(Data items)

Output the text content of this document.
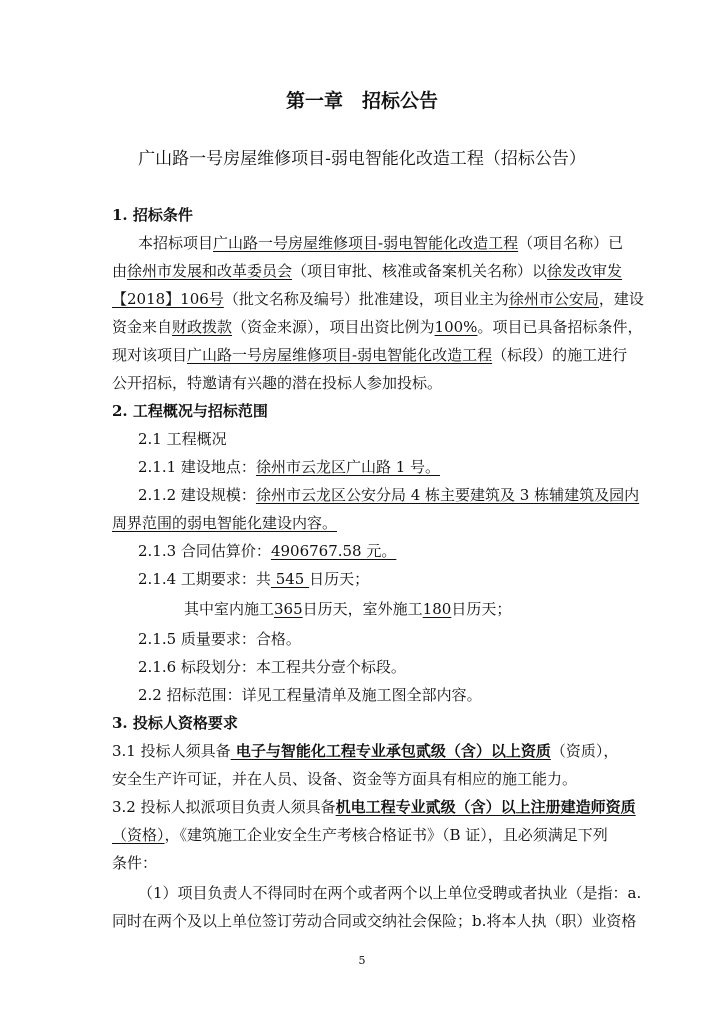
第一章　招标公告
广山路一号房屋维修项目-弱电智能化改造工程（招标公告）
1. 招标条件
本招标项目广山路一号房屋维修项目-弱电智能化改造工程（项目名称）已
由徐州市发展和改革委员会（项目审批、核准或备案机关名称）以徐发改审发
【2018】106号（批文名称及编号）批准建设，项目业主为徐州市公安局，建设
资金来自财政拨款（资金来源），项目出资比例为100%。项目已具备招标条件，
现对该项目广山路一号房屋维修项目-弱电智能化改造工程（标段）的施工进行
公开招标，特邀请有兴趣的潜在投标人参加投标。
2. 工程概况与招标范围
2.1 工程概况
2.1.1 建设地点：徐州市云龙区广山路 1 号。
2.1.2 建设规模：徐州市云龙区公安分局 4 栋主要建筑及 3 栋辅建筑及园内
周界范围的弱电智能化建设内容。
2.1.3 合同估算价：4906767.58 元。
2.1.4 工期要求：共 545 日历天；
其中室内施工365日历天，室外施工180日历天；
2.1.5 质量要求：合格。
2.1.6 标段划分：本工程共分壹个标段。
2.2 招标范围：详见工程量清单及施工图全部内容。
3. 投标人资格要求
3.1 投标人须具备 电子与智能化工程专业承包贰级（含）以上资质（资质），
安全生产许可证，并在人员、设备、资金等方面具有相应的施工能力。
3.2 投标人拟派项目负责人须具备机电工程专业贰级（含）以上注册建造师资质
（资格），《建筑施工企业安全生产考核合格证书》（B 证），且必须满足下列
条件：
（1）项目负责人不得同时在两个或者两个以上单位受聘或者执业（是指：a.
同时在两个及以上单位签订劳动合同或交纳社会保险；b.将本人执（职）业资格
5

§ Description of the task
Where a line above contains the word "弱电智能化改造工程", copy that line.

§ Finished task
广山路一号房屋维修项目-弱电智能化改造工程（招标公告）
本招标项目广山路一号房屋维修项目-弱电智能化改造工程（项目名称）已
现对该项目广山路一号房屋维修项目-弱电智能化改造工程（标段）的施工进行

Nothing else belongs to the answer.